TASK REQUIREMENTS. Copy every line of the data in which the word "Mason" occurs.

━━━ SUPPLIED DATA

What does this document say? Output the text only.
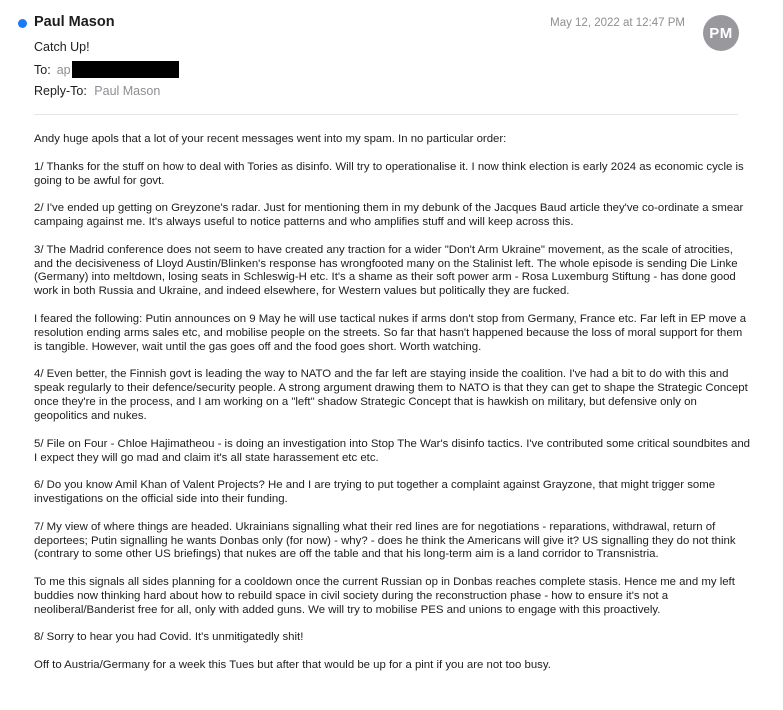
Paul Mason	May 12, 2022 at 12:47 PM
PM
Catch Up!
To: ap
Reply-To: Paul Mason

Andy huge apols that a lot of your recent messages went into my spam. In no particular order:

1/ Thanks for the stuff on how to deal with Tories as disinfo. Will try to operationalise it. I now think election is early 2024 as economic cycle is going to be awful for govt.

2/ I've ended up getting on Greyzone's radar. Just for mentioning them in my debunk of the Jacques Baud article they've co-ordinate a smear campaing against me. It's always useful to notice patterns and who amplifies stuff and will keep across this.

3/ The Madrid conference does not seem to have created any traction for a wider "Don't Arm Ukraine" movement, as the scale of atrocities, and the decisiveness of Lloyd Austin/Blinken's response has wrongfooted many on the Stalinist left. The whole episode is sending Die Linke (Germany) into meltdown, losing seats in Schleswig-H etc. It's a shame as their soft power arm - Rosa Luxemburg Stiftung - has done good work in both Russia and Ukraine, and indeed elsewhere, for Western values but politically they are fucked.

I feared the following: Putin announces on 9 May he will use tactical nukes if arms don't stop from Germany, France etc. Far left in EP move a resolution ending arms sales etc, and mobilise people on the streets. So far that hasn't happened because the loss of moral support for them is tangible. However, wait until the gas goes off and the food goes short. Worth watching.

4/ Even better, the Finnish govt is leading the way to NATO and the far left are staying inside the coalition. I've had a bit to do with this and speak regularly to their defence/security people. A strong argument drawing them to NATO is that they can get to shape the Strategic Concept once they're in the process, and I am working on a "left" shadow Strategic Concept that is hawkish on military, but defensive only on geopolitics and nukes.

5/ File on Four - Chloe Hajimatheou - is doing an investigation into Stop The War's disinfo tactics. I've contributed some critical soundbites and I expect they will go mad and claim it's all state harassement etc etc.

6/ Do you know Amil Khan of Valent Projects? He and I are trying to put together a complaint against Grayzone, that might trigger some investigations on the official side into their funding.

7/ My view of where things are headed. Ukrainians signalling what their red lines are for negotiations - reparations, withdrawal, return of deportees; Putin signalling he wants Donbas only (for now) - why? - does he think the Americans will give it? US signalling they do not think (contrary to some other US briefings) that nukes are off the table and that his long-term aim is a land corridor to Transnistria.

To me this signals all sides planning for a cooldown once the current Russian op in Donbas reaches complete stasis. Hence me and my left buddies now thinking hard about how to rebuild space in civil society during the reconstruction phase - how to ensure it's not a neoliberal/Banderist free for all, only with added guns. We will try to mobilise PES and unions to engage with this proactively.

8/ Sorry to hear you had Covid. It's unmitigatedly shit!

Off to Austria/Germany for a week this Tues but after that would be up for a pint if you are not too busy.
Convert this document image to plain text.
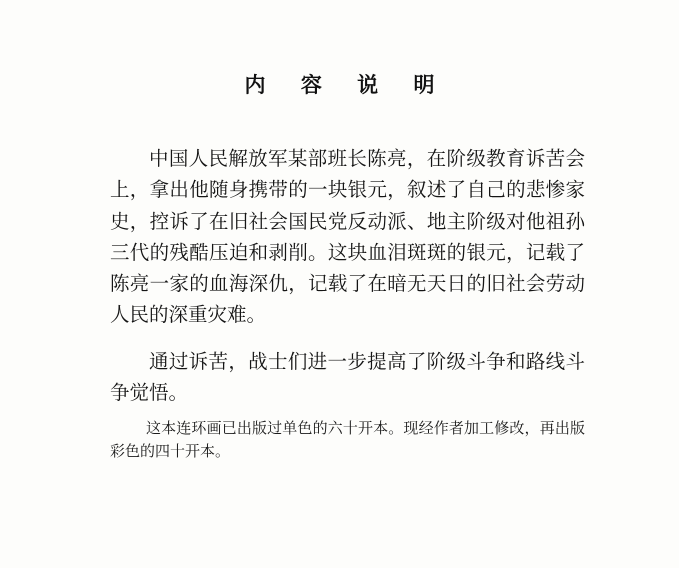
内 容 说 明

中国人民解放军某部班长陈亮，在阶级教育诉苦会上，拿出他随身携带的一块银元，叙述了自己的悲惨家史，控诉了在旧社会国民党反动派、地主阶级对他祖孙三代的残酷压迫和剥削。这块血泪斑斑的银元，记载了陈亮一家的血海深仇，记载了在暗无天日的旧社会劳动人民的深重灾难。

通过诉苦，战士们进一步提高了阶级斗争和路线斗争觉悟。

这本连环画已出版过单色的六十开本。现经作者加工修改，再出版彩色的四十开本。
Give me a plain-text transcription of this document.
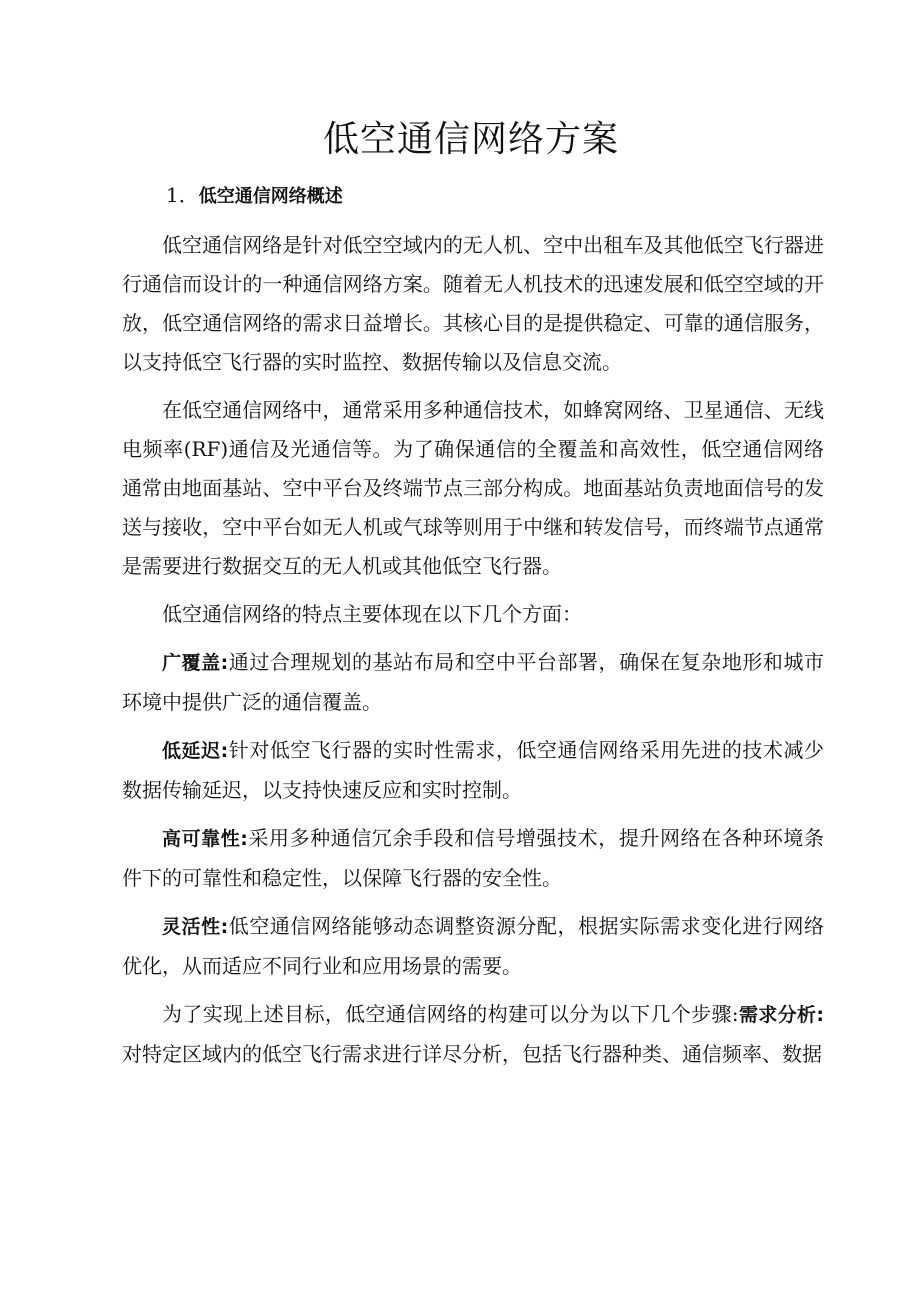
低空通信网络方案

1．低空通信网络概述

低空通信网络是针对低空空域内的无人机、空中出租车及其他低空飞行器进行通信而设计的一种通信网络方案。随着无人机技术的迅速发展和低空空域的开放，低空通信网络的需求日益增长。其核心目的是提供稳定、可靠的通信服务，以支持低空飞行器的实时监控、数据传输以及信息交流。

在低空通信网络中，通常采用多种通信技术，如蜂窝网络、卫星通信、无线电频率(RF)通信及光通信等。为了确保通信的全覆盖和高效性，低空通信网络通常由地面基站、空中平台及终端节点三部分构成。地面基站负责地面信号的发送与接收，空中平台如无人机或气球等则用于中继和转发信号，而终端节点通常是需要进行数据交互的无人机或其他低空飞行器。

低空通信网络的特点主要体现在以下几个方面：

广覆盖:通过合理规划的基站布局和空中平台部署，确保在复杂地形和城市环境中提供广泛的通信覆盖。

低延迟:针对低空飞行器的实时性需求，低空通信网络采用先进的技术减少数据传输延迟，以支持快速反应和实时控制。

高可靠性:采用多种通信冗余手段和信号增强技术，提升网络在各种环境条件下的可靠性和稳定性，以保障飞行器的安全性。

灵活性:低空通信网络能够动态调整资源分配，根据实际需求变化进行网络优化，从而适应不同行业和应用场景的需要。

为了实现上述目标，低空通信网络的构建可以分为以下几个步骤:需求分析:对特定区域内的低空飞行需求进行详尽分析，包括飞行器种类、通信频率、数据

━━━━━━

WRITTEN ANSWER.
Paul Mason	May 12, 2022 at 12:47 PM
Reply-To: Paul Mason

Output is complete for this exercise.